__Problem__. Each entry must appear again exactly as it does in the source.

Collected data:
|---|

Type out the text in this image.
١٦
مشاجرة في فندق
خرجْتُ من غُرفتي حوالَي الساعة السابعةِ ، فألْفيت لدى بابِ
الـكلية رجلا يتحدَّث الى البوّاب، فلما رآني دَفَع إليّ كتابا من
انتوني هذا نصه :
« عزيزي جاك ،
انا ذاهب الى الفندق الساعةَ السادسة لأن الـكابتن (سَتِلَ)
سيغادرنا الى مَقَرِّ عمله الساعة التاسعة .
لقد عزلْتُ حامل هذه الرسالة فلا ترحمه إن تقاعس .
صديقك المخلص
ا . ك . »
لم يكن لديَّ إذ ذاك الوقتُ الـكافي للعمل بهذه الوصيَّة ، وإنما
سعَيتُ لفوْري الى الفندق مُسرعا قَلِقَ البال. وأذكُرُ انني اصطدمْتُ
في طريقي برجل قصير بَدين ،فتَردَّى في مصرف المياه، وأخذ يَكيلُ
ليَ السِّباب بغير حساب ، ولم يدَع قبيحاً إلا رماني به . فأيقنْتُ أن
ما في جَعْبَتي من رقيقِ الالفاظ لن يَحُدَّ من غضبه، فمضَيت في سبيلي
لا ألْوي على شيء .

|---|

__Solution for this problem__.
Type out the text in this image.
١٦
مشاجرة في فندق
خرجْتُ من غُرفتي حوالَي الساعة السابعةِ ، فألْفيت لدى بابِ
الـكلية رجلا يتحدَّث الى البوّاب، فلما رآني دَفَع إليّ كتابا من
انتوني هذا نصه :
« عزيزي جاك ،
انا ذاهب الى الفندق الساعةَ السادسة لأن الـكابتن (سَتِلَ)
سيغادرنا الى مَقَرِّ عمله الساعة التاسعة .
لقد عزلْتُ حامل هذه الرسالة فلا ترحمه إن تقاعس .
صديقك المخلص
ا . ك . »
لم يكن لديَّ إذ ذاك الوقتُ الـكافي للعمل بهذه الوصيَّة ، وإنما
سعَيتُ لفوْري الى الفندق مُسرعا قَلِقَ البال. وأذكُرُ انني اصطدمْتُ
في طريقي برجل قصير بَدين ،فتَردَّى في مصرف المياه، وأخذ يَكيلُ
ليَ السِّباب بغير حساب ، ولم يدَع قبيحاً إلا رماني به . فأيقنْتُ أن
ما في جَعْبَتي من رقيقِ الالفاظ لن يَحُدَّ من غضبه، فمضَيت في سبيلي
لا ألْوي على شيء .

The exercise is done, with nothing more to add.